WRITTEN PROBLEM = Show every line of the records below that contains the word "date".

ENTRIES =
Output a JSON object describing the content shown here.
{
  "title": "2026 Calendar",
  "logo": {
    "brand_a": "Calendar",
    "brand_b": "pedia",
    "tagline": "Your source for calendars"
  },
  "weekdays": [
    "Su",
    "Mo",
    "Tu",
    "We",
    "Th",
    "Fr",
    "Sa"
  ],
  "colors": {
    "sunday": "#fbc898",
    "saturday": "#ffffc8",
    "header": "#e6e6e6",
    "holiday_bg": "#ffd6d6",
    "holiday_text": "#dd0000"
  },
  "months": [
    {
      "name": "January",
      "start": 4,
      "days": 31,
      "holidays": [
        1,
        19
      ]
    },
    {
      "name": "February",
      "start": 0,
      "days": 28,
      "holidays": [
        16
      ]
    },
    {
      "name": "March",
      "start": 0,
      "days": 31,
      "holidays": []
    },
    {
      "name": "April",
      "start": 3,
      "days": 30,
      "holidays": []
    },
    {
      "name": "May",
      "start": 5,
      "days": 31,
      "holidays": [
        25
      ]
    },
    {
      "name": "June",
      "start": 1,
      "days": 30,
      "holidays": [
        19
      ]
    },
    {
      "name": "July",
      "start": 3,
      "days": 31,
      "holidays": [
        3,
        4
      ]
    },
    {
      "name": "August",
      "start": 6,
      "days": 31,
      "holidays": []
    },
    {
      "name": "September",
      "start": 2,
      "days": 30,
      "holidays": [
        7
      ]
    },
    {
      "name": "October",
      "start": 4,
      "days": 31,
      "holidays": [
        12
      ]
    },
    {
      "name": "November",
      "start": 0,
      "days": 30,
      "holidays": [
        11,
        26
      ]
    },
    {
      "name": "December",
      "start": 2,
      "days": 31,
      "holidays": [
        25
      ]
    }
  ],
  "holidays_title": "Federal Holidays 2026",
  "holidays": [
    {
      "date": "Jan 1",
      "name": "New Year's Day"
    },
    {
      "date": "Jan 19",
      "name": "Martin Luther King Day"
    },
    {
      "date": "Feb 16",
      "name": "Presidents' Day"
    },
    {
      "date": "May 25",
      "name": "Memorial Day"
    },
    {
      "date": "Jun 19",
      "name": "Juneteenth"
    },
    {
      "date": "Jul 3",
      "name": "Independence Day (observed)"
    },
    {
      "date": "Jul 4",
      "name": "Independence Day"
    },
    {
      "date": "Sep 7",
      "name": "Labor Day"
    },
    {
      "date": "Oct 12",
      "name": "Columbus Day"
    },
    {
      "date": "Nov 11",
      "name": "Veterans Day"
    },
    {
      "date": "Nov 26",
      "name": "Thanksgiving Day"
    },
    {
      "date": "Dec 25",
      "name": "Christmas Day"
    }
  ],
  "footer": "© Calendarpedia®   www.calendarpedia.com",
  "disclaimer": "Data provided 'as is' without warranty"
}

ANSWER TO THE PROBLEM =
      "date": "Jan 1",
      "date": "Jan 19",
      "date": "Feb 16",
      "date": "May 25",
      "date": "Jun 19",
      "date": "Jul 3",
      "date": "Jul 4",
      "date": "Sep 7",
      "date": "Oct 12",
      "date": "Nov 11",
      "date": "Nov 26",
      "date": "Dec 25",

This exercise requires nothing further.